Items from a dataset:
- - -

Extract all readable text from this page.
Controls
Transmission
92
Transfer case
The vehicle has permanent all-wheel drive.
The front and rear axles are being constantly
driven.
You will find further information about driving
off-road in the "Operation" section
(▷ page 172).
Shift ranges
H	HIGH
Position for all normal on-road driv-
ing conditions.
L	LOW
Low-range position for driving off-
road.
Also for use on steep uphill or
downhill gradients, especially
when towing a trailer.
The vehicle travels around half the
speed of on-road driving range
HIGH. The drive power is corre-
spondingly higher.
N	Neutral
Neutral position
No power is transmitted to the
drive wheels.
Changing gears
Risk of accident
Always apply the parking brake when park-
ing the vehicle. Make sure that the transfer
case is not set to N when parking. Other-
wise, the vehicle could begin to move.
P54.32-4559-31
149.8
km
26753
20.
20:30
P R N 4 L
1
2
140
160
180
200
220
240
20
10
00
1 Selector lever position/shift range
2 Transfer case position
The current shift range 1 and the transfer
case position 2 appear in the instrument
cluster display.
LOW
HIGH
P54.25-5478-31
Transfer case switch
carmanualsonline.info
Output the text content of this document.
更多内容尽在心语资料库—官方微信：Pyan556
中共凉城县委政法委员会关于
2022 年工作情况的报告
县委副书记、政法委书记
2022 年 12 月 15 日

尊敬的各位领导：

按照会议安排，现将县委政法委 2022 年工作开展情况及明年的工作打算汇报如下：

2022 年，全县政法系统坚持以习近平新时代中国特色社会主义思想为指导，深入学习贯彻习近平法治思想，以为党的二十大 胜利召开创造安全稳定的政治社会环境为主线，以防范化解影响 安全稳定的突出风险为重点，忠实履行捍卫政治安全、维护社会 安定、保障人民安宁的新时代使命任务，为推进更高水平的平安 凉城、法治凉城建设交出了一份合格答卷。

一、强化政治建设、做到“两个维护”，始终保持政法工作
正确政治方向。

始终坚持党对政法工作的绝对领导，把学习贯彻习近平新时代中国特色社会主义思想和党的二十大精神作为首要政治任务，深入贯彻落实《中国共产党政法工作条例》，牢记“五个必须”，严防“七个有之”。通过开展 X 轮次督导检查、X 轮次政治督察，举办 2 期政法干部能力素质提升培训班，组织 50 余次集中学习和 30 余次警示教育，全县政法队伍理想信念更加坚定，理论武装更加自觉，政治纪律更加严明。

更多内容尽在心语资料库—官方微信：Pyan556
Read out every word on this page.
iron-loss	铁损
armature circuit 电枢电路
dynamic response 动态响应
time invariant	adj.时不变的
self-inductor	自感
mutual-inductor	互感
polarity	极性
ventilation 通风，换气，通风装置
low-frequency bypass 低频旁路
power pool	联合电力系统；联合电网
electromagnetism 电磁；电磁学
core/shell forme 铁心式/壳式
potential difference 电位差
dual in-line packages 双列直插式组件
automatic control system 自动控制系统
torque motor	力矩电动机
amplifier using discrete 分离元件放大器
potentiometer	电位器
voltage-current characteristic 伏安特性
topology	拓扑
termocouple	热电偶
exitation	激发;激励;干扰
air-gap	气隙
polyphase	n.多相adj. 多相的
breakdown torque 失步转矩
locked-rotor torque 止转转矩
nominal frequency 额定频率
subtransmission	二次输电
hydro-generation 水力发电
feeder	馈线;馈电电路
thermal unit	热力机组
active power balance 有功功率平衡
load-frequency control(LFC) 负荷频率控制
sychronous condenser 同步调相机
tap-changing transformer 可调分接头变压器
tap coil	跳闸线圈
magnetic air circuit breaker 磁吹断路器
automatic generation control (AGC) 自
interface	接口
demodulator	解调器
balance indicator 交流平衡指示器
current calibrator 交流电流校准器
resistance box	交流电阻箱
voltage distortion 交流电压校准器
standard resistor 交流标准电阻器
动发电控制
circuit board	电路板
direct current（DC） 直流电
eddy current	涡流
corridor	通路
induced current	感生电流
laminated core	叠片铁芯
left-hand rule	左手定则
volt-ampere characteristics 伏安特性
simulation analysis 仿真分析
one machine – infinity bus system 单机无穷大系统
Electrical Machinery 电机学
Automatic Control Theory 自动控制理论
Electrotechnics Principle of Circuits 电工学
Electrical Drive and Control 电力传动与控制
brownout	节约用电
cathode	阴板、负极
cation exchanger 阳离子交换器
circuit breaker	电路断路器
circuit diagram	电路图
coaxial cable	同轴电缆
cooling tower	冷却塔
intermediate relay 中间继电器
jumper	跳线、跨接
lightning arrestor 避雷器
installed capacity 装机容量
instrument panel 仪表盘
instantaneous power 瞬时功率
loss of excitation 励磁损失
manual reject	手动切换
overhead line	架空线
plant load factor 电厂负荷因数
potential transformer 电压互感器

- - -

Work out the number of lines above that include the string "case" and write only that number.

5